**Work instructions:** Repeat precisely, and only, the lines between the line containing "Type out the text in this image." and the end of the listing below, both ends included.

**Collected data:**
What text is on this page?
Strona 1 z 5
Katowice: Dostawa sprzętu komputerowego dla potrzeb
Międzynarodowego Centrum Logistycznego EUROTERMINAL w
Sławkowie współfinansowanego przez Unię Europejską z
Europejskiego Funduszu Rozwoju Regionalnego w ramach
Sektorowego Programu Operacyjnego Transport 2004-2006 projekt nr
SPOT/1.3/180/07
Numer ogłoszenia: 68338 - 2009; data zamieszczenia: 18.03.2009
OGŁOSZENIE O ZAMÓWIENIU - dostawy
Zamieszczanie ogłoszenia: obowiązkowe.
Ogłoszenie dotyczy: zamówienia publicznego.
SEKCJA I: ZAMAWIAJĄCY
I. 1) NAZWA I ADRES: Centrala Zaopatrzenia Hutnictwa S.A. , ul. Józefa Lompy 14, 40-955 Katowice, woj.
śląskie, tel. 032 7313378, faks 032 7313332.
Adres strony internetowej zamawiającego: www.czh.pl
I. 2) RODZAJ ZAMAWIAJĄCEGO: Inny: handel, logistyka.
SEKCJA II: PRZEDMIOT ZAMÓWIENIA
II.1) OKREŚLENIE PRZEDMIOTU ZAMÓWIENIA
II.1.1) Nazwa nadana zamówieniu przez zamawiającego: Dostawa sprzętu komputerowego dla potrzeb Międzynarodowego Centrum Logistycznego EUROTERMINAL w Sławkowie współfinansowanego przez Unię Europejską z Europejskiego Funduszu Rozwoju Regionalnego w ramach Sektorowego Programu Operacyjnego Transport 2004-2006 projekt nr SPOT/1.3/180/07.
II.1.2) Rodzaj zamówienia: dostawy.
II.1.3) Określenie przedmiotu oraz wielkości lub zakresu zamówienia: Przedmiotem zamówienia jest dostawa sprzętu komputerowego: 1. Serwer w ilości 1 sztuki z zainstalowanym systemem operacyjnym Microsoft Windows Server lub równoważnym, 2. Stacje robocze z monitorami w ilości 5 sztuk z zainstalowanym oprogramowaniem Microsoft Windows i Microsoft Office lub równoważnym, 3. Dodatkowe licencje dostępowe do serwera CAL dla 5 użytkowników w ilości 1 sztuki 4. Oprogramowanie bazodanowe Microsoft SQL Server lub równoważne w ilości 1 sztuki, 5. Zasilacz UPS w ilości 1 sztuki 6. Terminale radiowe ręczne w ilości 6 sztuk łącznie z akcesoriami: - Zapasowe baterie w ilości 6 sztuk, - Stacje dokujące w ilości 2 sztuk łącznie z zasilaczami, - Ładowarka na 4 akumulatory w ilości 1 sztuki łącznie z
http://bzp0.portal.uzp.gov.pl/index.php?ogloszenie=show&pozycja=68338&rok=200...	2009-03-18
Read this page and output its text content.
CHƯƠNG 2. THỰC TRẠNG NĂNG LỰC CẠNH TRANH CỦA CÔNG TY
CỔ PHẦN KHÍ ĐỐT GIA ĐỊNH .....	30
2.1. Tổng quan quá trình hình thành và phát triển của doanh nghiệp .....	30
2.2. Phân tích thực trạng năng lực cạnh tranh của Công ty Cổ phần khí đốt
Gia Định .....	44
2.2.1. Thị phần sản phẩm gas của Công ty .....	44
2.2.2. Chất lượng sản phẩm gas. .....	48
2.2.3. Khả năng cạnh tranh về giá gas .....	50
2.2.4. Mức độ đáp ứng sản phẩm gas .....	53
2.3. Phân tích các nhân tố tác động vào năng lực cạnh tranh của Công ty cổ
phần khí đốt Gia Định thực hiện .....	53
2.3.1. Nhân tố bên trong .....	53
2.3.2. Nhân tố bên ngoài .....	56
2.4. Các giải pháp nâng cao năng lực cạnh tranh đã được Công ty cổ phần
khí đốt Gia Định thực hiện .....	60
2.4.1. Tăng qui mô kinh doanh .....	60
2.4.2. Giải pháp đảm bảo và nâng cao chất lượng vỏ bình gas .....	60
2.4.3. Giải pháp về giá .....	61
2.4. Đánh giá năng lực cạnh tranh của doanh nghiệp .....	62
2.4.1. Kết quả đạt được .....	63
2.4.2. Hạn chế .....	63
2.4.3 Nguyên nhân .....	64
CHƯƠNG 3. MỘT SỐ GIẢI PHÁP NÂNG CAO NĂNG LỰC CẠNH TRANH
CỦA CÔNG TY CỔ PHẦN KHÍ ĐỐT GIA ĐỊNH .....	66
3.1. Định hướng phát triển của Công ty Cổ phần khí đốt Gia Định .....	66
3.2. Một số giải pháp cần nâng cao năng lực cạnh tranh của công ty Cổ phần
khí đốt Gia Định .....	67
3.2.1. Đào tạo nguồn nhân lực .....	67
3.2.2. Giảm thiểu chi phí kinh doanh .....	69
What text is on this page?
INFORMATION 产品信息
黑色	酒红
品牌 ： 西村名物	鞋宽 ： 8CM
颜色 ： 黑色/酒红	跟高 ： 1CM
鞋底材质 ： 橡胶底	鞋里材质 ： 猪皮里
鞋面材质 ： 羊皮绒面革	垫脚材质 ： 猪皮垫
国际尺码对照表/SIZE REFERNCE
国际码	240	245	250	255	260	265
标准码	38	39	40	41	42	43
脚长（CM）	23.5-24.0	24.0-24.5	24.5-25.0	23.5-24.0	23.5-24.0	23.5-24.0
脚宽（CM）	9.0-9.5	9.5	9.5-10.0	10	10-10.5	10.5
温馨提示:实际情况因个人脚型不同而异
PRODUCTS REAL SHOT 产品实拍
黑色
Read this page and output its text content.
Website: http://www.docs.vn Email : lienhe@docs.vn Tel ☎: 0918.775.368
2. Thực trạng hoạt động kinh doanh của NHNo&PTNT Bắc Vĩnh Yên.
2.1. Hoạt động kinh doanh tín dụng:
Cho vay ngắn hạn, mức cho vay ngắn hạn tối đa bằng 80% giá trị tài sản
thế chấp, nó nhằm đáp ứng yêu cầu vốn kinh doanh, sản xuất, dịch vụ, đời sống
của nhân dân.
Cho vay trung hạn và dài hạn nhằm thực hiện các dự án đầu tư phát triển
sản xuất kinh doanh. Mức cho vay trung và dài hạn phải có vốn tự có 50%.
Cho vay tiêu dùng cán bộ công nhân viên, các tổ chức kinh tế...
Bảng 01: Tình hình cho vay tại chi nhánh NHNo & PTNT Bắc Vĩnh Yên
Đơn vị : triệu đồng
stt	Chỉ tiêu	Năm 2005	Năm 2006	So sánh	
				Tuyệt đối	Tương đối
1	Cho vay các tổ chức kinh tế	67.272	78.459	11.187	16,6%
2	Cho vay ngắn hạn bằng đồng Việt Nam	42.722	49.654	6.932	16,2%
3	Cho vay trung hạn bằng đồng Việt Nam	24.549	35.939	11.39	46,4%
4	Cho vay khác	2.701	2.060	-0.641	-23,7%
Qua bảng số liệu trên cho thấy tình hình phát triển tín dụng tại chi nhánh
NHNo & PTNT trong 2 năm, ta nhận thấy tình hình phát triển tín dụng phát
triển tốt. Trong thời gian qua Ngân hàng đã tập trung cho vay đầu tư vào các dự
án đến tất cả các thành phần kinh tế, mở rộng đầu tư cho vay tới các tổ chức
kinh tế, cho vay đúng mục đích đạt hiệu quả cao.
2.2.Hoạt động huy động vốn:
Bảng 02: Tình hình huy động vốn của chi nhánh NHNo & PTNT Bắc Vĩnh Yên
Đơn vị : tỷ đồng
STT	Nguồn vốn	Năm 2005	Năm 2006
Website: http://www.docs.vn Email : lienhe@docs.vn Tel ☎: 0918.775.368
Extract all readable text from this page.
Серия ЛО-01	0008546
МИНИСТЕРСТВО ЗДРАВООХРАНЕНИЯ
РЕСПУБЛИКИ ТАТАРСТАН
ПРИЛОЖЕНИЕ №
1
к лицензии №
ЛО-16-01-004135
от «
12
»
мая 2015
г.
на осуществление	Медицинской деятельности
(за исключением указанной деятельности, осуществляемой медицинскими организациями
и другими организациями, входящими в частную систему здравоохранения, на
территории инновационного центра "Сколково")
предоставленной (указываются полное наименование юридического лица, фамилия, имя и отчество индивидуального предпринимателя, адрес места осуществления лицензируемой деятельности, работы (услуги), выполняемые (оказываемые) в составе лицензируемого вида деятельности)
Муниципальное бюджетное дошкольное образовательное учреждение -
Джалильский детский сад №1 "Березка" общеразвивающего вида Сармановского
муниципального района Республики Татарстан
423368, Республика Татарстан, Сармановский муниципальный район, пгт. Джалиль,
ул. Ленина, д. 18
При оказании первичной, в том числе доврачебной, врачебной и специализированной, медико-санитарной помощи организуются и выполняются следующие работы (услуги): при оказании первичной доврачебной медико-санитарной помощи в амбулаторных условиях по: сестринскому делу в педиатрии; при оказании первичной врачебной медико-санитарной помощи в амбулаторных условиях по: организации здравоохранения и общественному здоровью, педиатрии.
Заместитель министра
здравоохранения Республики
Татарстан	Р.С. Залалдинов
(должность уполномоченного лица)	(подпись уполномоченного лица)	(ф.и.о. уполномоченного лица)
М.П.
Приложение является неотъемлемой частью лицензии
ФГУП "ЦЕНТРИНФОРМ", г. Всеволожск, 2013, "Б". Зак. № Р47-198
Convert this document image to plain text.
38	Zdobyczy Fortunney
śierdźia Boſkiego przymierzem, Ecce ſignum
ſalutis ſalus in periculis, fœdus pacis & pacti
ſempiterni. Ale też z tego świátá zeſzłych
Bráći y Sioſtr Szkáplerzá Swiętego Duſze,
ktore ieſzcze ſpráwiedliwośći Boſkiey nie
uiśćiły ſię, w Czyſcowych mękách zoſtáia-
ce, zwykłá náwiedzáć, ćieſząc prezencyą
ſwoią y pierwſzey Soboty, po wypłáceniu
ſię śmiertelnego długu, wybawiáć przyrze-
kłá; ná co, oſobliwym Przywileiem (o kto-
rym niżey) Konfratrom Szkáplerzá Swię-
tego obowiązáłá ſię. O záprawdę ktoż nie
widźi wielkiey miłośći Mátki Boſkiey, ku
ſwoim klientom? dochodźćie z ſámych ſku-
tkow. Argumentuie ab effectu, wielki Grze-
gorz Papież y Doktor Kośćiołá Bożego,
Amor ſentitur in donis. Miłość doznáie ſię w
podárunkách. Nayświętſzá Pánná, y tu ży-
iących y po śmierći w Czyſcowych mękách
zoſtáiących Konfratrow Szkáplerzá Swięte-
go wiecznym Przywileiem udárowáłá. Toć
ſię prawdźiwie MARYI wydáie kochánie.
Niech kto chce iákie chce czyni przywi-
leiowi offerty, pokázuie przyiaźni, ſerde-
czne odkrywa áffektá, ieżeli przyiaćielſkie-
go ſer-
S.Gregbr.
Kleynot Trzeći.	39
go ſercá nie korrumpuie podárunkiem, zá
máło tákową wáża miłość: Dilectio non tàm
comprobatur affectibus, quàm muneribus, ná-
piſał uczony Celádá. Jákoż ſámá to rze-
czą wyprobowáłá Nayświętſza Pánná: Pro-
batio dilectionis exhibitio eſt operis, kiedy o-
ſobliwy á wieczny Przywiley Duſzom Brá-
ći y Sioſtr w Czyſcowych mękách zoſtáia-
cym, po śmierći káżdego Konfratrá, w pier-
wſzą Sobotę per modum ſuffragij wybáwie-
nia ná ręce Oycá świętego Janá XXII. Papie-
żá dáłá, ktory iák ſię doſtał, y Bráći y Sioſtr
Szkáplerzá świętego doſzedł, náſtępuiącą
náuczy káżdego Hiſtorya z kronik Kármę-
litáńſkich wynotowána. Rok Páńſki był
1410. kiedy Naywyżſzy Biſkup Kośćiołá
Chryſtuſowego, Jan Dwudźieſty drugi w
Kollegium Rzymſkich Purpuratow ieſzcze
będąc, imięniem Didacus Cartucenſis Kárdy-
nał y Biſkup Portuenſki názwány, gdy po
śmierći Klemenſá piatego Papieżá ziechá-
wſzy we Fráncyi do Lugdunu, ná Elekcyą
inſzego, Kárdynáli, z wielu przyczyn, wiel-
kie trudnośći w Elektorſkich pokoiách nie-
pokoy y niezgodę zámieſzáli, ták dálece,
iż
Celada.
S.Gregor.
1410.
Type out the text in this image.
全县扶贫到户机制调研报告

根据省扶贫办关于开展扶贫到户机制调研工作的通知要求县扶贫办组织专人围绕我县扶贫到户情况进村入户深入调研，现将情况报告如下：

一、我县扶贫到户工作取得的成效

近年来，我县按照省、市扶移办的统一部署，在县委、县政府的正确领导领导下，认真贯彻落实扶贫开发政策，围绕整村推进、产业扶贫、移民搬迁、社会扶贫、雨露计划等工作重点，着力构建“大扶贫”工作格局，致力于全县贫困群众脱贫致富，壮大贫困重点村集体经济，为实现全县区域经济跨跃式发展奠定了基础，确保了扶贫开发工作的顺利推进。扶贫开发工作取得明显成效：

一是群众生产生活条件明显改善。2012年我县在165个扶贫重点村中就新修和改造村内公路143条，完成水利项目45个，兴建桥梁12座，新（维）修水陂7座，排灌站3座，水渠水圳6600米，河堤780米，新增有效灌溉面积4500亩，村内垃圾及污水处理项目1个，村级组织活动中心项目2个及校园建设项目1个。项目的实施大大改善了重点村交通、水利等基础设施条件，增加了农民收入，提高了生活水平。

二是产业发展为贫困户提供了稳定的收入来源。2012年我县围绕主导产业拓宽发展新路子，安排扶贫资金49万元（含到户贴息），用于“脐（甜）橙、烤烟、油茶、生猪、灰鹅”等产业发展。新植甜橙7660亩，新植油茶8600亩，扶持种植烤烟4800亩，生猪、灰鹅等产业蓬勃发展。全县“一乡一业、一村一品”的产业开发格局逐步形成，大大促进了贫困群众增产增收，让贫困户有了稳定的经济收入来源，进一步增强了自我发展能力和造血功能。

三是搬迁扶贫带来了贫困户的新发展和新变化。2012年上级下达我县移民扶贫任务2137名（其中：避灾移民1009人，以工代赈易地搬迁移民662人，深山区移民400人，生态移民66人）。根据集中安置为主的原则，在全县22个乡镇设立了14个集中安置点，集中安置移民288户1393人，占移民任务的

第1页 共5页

**Output of the exercise:**
Type out the text in this image.
全县扶贫到户机制调研报告

根据省扶贫办关于开展扶贫到户机制调研工作的通知要求县扶贫办组织专人围绕我县扶贫到户情况进村入户深入调研，现将情况报告如下：

一、我县扶贫到户工作取得的成效

近年来，我县按照省、市扶移办的统一部署，在县委、县政府的正确领导领导下，认真贯彻落实扶贫开发政策，围绕整村推进、产业扶贫、移民搬迁、社会扶贫、雨露计划等工作重点，着力构建“大扶贫”工作格局，致力于全县贫困群众脱贫致富，壮大贫困重点村集体经济，为实现全县区域经济跨跃式发展奠定了基础，确保了扶贫开发工作的顺利推进。扶贫开发工作取得明显成效：

一是群众生产生活条件明显改善。2012年我县在165个扶贫重点村中就新修和改造村内公路143条，完成水利项目45个，兴建桥梁12座，新（维）修水陂7座，排灌站3座，水渠水圳6600米，河堤780米，新增有效灌溉面积4500亩，村内垃圾及污水处理项目1个，村级组织活动中心项目2个及校园建设项目1个。项目的实施大大改善了重点村交通、水利等基础设施条件，增加了农民收入，提高了生活水平。

二是产业发展为贫困户提供了稳定的收入来源。2012年我县围绕主导产业拓宽发展新路子，安排扶贫资金49万元（含到户贴息），用于“脐（甜）橙、烤烟、油茶、生猪、灰鹅”等产业发展。新植甜橙7660亩，新植油茶8600亩，扶持种植烤烟4800亩，生猪、灰鹅等产业蓬勃发展。全县“一乡一业、一村一品”的产业开发格局逐步形成，大大促进了贫困群众增产增收，让贫困户有了稳定的经济收入来源，进一步增强了自我发展能力和造血功能。

三是搬迁扶贫带来了贫困户的新发展和新变化。2012年上级下达我县移民扶贫任务2137名（其中：避灾移民1009人，以工代赈易地搬迁移民662人，深山区移民400人，生态移民66人）。根据集中安置为主的原则，在全县22个乡镇设立了14个集中安置点，集中安置移民288户1393人，占移民任务的

第1页 共5页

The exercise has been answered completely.